── Input material ──
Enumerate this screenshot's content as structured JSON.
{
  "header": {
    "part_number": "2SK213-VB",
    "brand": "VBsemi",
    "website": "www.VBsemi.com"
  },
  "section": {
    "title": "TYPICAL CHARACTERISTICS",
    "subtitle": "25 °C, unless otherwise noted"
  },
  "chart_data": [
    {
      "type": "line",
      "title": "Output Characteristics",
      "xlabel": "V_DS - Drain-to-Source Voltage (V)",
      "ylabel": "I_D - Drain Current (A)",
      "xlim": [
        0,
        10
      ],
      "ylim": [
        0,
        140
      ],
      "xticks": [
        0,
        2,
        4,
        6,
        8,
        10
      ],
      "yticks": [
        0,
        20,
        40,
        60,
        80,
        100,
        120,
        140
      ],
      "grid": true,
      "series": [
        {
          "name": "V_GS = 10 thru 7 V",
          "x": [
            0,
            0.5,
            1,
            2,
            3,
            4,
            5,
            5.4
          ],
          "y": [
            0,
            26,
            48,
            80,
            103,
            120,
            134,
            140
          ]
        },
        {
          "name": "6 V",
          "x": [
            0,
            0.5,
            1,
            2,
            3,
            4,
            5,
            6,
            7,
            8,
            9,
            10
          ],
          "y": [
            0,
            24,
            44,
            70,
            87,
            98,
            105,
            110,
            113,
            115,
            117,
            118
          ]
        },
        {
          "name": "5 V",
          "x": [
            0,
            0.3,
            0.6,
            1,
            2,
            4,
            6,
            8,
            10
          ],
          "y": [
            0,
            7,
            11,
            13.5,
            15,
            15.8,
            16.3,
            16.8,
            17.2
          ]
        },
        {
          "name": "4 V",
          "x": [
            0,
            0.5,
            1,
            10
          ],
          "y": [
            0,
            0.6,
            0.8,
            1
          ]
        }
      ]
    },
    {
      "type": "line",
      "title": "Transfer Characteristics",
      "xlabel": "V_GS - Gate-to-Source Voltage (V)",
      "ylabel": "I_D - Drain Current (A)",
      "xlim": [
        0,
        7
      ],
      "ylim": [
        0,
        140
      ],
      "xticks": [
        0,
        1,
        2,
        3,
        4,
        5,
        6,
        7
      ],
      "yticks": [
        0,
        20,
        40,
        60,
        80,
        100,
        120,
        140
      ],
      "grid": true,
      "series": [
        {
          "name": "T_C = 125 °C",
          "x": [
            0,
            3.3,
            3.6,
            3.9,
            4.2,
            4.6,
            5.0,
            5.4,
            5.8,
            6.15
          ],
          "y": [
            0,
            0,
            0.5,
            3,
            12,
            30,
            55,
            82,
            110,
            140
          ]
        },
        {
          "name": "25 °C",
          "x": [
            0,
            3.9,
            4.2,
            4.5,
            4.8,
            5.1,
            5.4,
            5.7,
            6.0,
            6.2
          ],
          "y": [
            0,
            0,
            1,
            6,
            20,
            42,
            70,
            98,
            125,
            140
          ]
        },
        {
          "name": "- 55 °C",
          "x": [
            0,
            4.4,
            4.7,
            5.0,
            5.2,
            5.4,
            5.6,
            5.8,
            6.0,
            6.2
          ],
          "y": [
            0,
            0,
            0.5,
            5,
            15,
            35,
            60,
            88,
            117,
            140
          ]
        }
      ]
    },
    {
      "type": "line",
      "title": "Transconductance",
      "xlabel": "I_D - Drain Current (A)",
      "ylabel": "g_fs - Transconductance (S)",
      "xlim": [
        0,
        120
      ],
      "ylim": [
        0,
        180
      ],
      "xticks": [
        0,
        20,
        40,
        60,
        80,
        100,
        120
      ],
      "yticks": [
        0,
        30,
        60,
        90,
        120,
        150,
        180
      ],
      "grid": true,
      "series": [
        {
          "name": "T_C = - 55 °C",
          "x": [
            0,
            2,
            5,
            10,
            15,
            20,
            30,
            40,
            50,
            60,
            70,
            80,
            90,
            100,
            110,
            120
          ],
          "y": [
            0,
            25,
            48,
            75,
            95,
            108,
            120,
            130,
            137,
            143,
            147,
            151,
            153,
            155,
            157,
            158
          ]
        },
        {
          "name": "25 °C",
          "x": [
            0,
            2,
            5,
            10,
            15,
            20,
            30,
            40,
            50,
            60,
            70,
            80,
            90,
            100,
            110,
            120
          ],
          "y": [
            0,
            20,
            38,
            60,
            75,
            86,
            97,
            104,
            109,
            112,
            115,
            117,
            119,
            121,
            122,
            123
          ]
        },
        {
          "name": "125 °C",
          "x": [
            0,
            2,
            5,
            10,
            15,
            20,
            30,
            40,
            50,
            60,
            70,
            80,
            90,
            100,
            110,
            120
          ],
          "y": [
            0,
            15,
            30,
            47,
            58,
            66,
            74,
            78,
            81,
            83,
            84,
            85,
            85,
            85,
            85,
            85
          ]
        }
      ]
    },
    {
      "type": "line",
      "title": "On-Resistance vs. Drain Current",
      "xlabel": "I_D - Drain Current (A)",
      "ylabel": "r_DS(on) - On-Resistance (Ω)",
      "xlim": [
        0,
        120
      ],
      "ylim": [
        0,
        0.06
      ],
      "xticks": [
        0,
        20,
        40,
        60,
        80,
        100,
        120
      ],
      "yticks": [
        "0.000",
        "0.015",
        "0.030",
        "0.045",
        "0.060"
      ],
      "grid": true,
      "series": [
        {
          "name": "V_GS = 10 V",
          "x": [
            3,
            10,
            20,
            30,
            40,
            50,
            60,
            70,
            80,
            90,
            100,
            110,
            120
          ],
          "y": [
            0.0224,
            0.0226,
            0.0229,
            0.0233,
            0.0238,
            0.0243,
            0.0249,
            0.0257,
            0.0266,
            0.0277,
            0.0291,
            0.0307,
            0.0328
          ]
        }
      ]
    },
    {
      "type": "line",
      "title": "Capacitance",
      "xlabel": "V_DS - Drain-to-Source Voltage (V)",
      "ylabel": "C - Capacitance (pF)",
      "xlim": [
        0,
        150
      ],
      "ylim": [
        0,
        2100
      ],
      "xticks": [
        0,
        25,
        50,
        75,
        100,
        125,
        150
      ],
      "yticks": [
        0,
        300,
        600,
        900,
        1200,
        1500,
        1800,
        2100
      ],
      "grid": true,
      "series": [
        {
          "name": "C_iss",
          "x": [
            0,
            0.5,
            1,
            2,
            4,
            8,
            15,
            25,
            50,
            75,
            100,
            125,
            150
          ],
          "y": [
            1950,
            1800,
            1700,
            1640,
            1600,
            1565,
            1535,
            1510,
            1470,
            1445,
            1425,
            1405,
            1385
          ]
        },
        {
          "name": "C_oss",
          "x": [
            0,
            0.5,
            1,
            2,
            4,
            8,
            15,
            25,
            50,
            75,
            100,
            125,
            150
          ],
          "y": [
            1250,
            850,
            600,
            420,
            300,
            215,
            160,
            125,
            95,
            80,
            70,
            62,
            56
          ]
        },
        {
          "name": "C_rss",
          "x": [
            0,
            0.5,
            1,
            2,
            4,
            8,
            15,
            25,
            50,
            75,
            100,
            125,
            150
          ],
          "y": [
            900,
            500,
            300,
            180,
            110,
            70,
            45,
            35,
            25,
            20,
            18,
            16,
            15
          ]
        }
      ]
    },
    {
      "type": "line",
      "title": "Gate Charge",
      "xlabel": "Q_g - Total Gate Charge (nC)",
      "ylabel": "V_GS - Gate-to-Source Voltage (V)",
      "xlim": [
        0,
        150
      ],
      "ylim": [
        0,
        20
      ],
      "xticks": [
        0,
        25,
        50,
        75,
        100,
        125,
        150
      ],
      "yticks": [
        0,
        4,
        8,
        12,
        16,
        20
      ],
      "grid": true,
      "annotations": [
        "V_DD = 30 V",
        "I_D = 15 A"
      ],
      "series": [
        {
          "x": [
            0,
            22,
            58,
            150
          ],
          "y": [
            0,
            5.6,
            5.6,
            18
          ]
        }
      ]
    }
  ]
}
───
Stated problem>
For each line above that contains the word "Capacitance", copy that line.

Finished answer>
      "title": "Capacitance",
      "ylabel": "C - Capacitance (pF)",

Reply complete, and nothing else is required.